* [TASK STATEMENT]
Copy the lines holding the word "title", all of them.

* [PROVIDED ENTRIES]
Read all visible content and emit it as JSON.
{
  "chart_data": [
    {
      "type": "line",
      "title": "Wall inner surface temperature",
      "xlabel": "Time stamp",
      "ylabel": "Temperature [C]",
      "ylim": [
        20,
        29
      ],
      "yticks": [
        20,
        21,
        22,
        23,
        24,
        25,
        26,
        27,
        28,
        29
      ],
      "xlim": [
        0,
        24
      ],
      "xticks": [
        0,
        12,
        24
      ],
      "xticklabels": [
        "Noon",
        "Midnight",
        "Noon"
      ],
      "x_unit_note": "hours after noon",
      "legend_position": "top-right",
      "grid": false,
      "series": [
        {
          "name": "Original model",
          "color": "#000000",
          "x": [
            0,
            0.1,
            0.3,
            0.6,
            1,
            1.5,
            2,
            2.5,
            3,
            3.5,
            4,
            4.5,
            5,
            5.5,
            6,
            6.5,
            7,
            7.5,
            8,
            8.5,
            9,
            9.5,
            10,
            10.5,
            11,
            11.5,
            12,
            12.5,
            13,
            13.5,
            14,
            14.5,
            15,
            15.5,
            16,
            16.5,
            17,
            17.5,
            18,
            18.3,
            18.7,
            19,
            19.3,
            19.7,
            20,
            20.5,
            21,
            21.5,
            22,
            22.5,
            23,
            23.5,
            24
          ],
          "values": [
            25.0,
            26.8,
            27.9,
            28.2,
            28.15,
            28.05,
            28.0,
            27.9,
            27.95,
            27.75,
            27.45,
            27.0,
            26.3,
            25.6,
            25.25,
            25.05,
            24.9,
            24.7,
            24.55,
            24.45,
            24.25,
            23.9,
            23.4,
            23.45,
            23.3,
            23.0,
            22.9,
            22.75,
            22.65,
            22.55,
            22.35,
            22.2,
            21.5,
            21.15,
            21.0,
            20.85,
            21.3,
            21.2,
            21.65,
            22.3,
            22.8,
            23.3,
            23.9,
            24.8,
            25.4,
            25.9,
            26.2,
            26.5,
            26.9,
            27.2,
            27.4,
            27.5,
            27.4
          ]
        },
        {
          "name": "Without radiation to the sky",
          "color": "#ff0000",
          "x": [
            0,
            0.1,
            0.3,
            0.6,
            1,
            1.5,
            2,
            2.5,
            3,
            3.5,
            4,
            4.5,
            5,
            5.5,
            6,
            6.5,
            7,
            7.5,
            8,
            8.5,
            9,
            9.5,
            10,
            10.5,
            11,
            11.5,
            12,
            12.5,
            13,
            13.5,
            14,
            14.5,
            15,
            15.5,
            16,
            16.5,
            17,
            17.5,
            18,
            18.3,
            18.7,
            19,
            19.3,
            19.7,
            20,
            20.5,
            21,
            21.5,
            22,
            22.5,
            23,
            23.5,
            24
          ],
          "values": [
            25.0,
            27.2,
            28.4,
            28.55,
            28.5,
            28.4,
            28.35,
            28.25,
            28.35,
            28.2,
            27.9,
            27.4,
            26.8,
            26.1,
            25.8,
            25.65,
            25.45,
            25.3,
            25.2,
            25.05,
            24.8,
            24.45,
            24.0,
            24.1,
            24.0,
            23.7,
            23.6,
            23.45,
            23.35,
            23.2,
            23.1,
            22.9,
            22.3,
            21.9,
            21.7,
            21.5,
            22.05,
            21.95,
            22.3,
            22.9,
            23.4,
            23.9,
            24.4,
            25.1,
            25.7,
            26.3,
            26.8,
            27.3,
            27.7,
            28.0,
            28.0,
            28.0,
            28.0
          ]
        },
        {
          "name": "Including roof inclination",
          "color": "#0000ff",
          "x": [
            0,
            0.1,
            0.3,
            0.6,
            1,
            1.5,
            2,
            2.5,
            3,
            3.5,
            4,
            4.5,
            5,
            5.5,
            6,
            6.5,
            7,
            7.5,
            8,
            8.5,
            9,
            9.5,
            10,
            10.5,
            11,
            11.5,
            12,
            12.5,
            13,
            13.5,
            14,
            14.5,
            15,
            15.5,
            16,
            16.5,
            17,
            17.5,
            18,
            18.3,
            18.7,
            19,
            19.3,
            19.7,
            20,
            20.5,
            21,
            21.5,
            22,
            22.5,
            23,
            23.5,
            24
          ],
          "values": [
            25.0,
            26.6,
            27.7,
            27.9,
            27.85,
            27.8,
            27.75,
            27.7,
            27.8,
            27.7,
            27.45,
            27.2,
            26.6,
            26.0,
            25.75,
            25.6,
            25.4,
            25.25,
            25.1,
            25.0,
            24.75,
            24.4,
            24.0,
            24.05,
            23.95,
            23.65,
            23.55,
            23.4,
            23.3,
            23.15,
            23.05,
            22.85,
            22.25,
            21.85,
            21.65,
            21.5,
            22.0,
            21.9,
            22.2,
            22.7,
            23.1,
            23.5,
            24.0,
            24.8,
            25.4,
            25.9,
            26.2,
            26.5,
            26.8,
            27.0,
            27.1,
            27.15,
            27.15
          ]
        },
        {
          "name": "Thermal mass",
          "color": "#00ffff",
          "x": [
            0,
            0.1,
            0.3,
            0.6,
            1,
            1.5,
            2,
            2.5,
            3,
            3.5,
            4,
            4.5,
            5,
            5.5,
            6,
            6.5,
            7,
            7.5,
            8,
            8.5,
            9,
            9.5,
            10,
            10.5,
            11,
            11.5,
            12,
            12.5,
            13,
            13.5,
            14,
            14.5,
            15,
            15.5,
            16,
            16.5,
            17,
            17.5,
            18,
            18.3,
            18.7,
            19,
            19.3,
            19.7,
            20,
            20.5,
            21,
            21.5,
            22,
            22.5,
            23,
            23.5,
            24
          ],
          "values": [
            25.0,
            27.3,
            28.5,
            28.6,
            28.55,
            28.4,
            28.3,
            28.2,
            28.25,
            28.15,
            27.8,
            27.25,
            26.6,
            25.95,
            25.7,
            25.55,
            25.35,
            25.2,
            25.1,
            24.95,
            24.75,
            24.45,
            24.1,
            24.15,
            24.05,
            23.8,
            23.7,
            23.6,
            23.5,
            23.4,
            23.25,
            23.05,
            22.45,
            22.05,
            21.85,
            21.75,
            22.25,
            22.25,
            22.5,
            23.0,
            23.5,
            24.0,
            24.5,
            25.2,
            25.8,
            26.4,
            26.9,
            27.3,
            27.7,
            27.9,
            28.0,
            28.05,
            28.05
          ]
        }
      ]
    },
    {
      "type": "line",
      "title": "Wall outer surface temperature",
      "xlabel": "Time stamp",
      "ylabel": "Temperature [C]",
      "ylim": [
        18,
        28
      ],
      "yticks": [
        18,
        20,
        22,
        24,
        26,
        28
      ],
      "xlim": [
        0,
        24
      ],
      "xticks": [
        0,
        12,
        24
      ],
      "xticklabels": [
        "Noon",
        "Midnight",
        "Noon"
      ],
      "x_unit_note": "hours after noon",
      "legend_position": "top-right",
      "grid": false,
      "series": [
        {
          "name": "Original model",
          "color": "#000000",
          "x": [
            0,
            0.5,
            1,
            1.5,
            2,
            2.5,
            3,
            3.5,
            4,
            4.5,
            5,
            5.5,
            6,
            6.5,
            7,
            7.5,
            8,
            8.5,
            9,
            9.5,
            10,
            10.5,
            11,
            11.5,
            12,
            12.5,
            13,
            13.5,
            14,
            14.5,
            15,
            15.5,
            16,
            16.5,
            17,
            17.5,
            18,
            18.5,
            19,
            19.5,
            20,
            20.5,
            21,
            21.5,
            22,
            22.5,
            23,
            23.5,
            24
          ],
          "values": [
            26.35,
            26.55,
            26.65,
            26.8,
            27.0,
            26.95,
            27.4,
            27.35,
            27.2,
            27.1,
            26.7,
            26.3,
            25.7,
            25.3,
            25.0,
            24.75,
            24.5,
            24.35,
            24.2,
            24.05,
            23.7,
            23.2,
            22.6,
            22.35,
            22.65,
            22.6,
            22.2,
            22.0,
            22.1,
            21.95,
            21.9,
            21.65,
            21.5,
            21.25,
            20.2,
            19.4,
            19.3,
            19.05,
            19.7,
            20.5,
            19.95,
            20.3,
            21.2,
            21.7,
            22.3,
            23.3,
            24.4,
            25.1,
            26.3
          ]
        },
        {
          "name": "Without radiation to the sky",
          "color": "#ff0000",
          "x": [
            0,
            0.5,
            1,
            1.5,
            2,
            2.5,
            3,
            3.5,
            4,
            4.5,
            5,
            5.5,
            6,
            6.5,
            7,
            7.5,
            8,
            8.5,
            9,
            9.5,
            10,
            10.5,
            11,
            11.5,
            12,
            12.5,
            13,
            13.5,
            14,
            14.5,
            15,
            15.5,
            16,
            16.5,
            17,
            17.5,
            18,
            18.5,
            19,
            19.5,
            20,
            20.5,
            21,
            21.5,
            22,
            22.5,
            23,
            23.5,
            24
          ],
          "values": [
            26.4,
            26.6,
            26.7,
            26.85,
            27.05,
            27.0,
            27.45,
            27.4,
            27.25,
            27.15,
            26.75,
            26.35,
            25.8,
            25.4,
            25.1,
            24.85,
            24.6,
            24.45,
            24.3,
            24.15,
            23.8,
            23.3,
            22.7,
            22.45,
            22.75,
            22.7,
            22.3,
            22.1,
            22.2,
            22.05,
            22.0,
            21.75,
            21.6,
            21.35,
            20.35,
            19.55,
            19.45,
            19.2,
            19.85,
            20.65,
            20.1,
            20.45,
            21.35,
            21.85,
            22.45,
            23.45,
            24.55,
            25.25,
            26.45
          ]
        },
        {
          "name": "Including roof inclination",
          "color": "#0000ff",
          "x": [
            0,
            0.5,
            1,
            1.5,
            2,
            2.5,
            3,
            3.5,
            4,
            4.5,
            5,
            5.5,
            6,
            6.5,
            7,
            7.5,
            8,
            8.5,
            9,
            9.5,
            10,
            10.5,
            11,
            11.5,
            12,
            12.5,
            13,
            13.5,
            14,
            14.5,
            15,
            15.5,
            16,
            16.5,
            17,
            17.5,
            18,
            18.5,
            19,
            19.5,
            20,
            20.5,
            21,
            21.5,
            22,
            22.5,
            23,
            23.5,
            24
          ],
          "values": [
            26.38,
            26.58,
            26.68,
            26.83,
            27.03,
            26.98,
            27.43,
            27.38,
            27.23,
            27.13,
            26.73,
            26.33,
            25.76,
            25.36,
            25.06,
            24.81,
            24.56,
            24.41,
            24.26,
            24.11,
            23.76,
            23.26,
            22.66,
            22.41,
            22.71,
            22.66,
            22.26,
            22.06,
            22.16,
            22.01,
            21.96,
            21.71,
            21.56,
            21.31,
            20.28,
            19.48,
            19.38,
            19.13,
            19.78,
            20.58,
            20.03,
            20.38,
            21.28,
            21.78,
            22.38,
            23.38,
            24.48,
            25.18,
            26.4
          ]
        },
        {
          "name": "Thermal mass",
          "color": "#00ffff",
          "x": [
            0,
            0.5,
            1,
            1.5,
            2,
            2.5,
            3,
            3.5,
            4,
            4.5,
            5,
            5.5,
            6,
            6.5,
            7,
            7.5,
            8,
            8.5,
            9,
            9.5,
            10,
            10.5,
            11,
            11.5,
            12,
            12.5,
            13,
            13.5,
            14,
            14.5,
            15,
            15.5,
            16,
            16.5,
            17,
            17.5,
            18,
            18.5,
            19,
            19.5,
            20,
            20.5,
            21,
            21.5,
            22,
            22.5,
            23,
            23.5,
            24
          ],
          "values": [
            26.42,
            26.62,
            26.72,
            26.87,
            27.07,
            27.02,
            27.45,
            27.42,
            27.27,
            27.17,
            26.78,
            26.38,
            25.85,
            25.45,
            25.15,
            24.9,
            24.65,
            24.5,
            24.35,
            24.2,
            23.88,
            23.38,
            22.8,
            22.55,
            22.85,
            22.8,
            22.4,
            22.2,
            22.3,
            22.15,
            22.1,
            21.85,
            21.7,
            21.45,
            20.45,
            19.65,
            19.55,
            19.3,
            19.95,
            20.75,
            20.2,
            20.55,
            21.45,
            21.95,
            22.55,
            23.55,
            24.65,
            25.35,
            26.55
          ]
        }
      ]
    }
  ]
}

* [RESPONSE FOR THIS EXERCISE]
      "title": "Wall inner surface temperature",
      "title": "Wall outer surface temperature",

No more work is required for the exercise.